◆ **Stored records**:
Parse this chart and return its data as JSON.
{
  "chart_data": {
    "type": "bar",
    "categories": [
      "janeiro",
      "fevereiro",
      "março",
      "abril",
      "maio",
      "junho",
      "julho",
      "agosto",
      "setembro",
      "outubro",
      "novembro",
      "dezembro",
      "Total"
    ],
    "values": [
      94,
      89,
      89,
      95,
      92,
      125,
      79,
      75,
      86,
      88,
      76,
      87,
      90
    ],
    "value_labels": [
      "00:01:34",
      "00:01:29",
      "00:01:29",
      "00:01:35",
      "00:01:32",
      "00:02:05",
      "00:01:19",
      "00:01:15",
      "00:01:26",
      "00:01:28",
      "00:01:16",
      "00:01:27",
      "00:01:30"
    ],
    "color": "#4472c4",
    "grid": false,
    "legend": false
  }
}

◆ **Objective**: Restate each record word for word.

◆ **Result**:
Parse this chart and return its data as JSON.
{
  "chart_data": {
    "type": "bar",
    "categories": [
      "janeiro",
      "fevereiro",
      "março",
      "abril",
      "maio",
      "junho",
      "julho",
      "agosto",
      "setembro",
      "outubro",
      "novembro",
      "dezembro",
      "Total"
    ],
    "values": [
      94,
      89,
      89,
      95,
      92,
      125,
      79,
      75,
      86,
      88,
      76,
      87,
      90
    ],
    "value_labels": [
      "00:01:34",
      "00:01:29",
      "00:01:29",
      "00:01:35",
      "00:01:32",
      "00:02:05",
      "00:01:19",
      "00:01:15",
      "00:01:26",
      "00:01:28",
      "00:01:16",
      "00:01:27",
      "00:01:30"
    ],
    "color": "#4472c4",
    "grid": false,
    "legend": false
  }
}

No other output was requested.